§ Short problem: Please copy the data below word for word, starting at its first line and ending with the line that contains "The motor 2 is at (106, 72).", including both of those lines.

Collected data entries:

------------------------------------

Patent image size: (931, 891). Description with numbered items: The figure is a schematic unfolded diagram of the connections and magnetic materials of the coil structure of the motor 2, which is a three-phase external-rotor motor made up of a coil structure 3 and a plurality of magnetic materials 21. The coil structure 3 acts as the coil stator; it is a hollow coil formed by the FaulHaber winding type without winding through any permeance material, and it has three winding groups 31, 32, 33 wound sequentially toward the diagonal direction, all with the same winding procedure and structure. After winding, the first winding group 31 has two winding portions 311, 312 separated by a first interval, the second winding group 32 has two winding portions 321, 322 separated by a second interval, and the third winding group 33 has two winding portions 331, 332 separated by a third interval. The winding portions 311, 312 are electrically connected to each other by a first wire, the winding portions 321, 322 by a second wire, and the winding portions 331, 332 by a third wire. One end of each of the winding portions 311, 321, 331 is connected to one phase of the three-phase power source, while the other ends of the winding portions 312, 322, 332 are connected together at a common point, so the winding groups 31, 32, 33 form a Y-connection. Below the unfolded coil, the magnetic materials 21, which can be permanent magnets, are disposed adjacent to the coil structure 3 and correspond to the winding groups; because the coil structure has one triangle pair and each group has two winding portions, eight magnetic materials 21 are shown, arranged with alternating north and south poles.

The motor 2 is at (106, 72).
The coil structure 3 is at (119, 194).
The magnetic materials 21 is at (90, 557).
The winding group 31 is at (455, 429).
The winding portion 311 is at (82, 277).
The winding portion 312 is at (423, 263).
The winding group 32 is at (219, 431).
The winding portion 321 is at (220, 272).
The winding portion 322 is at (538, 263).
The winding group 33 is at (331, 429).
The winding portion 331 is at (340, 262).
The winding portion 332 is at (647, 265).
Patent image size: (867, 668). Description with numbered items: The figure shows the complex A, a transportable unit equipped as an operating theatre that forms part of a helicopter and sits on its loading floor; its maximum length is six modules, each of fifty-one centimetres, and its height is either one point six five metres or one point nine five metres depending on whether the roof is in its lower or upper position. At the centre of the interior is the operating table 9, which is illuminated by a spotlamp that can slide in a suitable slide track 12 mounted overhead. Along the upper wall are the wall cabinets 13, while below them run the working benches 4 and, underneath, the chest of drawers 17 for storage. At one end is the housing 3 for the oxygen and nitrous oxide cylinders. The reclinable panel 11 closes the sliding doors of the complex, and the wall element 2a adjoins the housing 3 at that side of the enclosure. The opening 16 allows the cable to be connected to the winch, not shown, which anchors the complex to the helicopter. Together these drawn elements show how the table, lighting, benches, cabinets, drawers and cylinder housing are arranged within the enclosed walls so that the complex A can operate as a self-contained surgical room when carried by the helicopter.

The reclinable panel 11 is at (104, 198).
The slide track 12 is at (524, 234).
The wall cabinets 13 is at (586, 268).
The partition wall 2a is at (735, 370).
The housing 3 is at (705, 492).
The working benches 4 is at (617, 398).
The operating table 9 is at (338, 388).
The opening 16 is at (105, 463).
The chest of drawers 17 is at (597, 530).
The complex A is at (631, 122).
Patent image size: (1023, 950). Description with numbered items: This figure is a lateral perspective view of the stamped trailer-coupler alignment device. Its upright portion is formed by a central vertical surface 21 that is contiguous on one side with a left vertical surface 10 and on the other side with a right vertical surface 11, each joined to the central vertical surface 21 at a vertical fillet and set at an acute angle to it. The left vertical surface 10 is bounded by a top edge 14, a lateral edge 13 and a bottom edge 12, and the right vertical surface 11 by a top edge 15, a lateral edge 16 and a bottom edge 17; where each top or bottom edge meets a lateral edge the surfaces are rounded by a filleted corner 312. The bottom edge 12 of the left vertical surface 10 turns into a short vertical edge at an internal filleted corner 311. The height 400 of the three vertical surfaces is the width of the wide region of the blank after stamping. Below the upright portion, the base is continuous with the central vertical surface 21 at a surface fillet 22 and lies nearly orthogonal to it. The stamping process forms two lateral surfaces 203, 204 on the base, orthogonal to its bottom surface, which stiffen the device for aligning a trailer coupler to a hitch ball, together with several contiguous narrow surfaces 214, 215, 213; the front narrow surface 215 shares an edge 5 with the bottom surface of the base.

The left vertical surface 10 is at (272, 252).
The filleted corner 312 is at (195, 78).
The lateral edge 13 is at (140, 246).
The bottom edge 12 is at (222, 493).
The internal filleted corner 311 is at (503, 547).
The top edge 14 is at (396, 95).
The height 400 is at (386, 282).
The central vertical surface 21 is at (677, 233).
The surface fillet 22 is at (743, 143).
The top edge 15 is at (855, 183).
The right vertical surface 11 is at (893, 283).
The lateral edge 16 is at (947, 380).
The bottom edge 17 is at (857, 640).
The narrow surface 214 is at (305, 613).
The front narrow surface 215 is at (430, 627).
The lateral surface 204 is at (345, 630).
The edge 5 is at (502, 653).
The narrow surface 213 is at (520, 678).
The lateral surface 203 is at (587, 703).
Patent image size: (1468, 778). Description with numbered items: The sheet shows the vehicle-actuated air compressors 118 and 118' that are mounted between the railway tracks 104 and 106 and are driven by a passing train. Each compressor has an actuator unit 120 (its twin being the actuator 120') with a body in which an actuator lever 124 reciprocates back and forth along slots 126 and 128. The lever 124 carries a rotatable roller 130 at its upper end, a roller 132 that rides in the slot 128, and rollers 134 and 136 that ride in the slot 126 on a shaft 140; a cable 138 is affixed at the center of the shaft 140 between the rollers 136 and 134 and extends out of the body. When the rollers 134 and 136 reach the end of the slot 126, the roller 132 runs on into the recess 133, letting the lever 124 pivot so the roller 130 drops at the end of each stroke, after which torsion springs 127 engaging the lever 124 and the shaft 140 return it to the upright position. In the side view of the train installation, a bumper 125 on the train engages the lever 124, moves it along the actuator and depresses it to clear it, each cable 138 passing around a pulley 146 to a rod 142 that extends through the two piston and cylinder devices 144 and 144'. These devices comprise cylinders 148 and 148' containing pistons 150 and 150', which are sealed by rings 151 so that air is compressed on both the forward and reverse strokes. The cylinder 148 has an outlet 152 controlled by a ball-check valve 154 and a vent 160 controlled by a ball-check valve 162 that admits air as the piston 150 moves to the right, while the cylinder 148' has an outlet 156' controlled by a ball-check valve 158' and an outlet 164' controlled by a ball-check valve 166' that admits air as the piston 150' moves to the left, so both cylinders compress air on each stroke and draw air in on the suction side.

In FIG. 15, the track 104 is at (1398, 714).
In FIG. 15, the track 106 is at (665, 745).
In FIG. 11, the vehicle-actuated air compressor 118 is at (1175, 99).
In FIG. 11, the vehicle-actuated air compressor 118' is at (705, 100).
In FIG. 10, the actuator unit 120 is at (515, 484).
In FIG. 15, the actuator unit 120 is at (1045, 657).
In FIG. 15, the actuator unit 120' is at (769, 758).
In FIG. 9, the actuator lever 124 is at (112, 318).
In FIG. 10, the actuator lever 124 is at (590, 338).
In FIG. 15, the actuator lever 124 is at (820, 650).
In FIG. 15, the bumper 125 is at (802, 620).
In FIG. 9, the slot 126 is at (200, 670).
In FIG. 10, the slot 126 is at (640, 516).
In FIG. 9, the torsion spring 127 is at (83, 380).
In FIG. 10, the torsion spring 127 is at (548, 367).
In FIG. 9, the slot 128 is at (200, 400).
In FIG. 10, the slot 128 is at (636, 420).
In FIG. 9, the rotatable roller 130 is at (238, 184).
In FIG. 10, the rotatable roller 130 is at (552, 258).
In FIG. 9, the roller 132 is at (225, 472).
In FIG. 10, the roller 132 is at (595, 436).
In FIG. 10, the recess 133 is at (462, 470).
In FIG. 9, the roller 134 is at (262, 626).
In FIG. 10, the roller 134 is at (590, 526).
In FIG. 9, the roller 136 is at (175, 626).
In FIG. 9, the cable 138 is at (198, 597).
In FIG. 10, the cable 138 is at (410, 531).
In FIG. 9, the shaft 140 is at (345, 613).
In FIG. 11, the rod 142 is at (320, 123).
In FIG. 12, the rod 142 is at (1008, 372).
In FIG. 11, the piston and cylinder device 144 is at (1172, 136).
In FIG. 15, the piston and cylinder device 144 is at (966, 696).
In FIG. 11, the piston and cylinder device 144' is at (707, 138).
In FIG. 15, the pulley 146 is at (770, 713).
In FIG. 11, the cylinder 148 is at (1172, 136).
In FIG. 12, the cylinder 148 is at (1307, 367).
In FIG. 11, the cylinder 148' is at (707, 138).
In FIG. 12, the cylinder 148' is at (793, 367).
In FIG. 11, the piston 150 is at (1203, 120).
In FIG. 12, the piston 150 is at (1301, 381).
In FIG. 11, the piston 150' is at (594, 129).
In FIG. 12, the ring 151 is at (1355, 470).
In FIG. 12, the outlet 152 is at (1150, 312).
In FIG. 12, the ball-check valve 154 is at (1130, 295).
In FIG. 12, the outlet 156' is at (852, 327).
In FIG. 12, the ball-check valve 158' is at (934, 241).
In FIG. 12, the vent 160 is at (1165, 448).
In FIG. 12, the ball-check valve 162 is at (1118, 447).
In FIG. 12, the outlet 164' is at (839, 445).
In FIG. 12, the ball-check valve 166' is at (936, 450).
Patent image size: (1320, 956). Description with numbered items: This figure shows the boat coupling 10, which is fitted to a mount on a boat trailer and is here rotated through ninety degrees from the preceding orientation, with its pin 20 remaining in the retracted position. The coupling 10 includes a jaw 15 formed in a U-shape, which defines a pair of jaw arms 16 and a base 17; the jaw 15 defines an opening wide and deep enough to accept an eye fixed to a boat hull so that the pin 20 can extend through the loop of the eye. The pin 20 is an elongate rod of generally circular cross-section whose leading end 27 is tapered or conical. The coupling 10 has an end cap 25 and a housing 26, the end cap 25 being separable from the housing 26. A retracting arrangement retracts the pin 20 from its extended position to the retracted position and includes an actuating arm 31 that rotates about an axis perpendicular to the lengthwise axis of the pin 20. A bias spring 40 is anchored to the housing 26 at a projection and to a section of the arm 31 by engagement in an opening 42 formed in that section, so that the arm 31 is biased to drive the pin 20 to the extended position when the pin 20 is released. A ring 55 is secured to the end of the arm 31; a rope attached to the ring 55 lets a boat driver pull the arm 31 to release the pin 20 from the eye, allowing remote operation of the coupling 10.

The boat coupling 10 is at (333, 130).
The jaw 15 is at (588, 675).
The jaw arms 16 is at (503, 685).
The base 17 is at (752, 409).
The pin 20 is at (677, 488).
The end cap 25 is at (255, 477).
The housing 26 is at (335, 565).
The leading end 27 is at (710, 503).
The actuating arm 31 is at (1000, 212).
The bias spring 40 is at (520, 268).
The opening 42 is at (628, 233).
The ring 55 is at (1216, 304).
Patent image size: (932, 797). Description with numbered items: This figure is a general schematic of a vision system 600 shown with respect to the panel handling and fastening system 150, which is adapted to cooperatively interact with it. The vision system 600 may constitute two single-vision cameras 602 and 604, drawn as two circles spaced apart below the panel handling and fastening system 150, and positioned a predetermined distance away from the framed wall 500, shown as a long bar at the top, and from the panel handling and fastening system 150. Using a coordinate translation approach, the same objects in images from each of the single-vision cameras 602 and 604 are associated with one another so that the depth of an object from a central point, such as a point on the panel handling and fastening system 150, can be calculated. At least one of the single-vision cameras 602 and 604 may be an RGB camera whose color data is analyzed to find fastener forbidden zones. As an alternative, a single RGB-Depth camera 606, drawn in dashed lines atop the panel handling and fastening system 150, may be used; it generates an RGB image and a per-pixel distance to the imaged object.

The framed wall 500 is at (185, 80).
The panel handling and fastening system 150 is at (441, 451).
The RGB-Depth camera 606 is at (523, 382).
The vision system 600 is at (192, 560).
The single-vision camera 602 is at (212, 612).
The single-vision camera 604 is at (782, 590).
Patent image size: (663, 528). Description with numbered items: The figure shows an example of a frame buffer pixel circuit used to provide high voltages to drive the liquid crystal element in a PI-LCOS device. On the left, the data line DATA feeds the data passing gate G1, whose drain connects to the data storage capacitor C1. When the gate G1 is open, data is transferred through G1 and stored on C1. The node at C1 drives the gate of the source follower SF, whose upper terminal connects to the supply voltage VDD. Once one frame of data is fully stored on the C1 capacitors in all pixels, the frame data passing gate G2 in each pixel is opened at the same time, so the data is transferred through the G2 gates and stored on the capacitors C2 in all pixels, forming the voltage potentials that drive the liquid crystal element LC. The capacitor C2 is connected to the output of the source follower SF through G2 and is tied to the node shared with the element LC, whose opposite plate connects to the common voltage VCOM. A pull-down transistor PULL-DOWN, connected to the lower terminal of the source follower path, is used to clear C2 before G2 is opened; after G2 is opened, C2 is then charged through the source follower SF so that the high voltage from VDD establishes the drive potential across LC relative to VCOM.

------------------------------------

§ Written response:
Patent image size: (931, 891). Description with numbered items: The figure is a schematic unfolded diagram of the connections and magnetic materials of the coil structure of the motor 2, which is a three-phase external-rotor motor made up of a coil structure 3 and a plurality of magnetic materials 21. The coil structure 3 acts as the coil stator; it is a hollow coil formed by the FaulHaber winding type without winding through any permeance material, and it has three winding groups 31, 32, 33 wound sequentially toward the diagonal direction, all with the same winding procedure and structure. After winding, the first winding group 31 has two winding portions 311, 312 separated by a first interval, the second winding group 32 has two winding portions 321, 322 separated by a second interval, and the third winding group 33 has two winding portions 331, 332 separated by a third interval. The winding portions 311, 312 are electrically connected to each other by a first wire, the winding portions 321, 322 by a second wire, and the winding portions 331, 332 by a third wire. One end of each of the winding portions 311, 321, 331 is connected to one phase of the three-phase power source, while the other ends of the winding portions 312, 322, 332 are connected together at a common point, so the winding groups 31, 32, 33 form a Y-connection. Below the unfolded coil, the magnetic materials 21, which can be permanent magnets, are disposed adjacent to the coil structure 3 and correspond to the winding groups; because the coil structure has one triangle pair and each group has two winding portions, eight magnetic materials 21 are shown, arranged with alternating north and south poles.

The motor 2 is at (106, 72).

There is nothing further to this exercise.